The task:
Tally the lines in the records underneath that contain the string "проекта", and state the figure by itself.

** BEGIN Extracted entries **

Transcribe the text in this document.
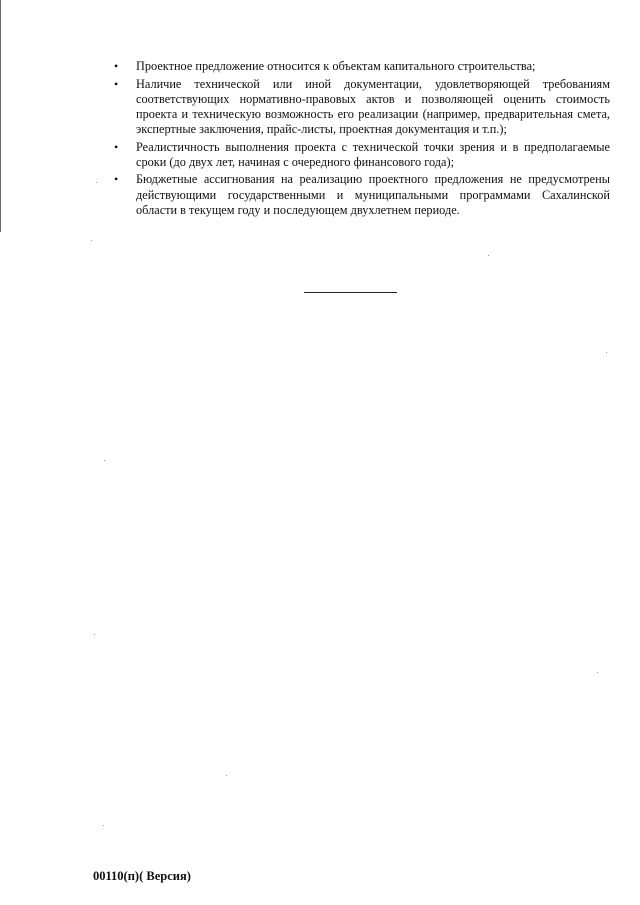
• Проектное предложение относится к объектам капитального строительства;
• Наличие технической или иной документации, удовлетворяющей требованиям соответствующих нормативно-правовых актов и позволяющей оценить стоимость проекта и техническую возможность его реализации (например, предварительная смета, экспертные заключения, прайс-листы, проектная документация и т.п.);
• Реалистичность выполнения проекта с технической точки зрения и в предполагаемые сроки (до двух лет, начиная с очередного финансового года);
• Бюджетные ассигнования на реализацию проектного предложения не предусмотрены действующими государственными и муниципальными программами Сахалинской области в текущем году и последующем двухлетнем периоде.
00110(п)( Версия)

** END Extracted entries **

Final result:
2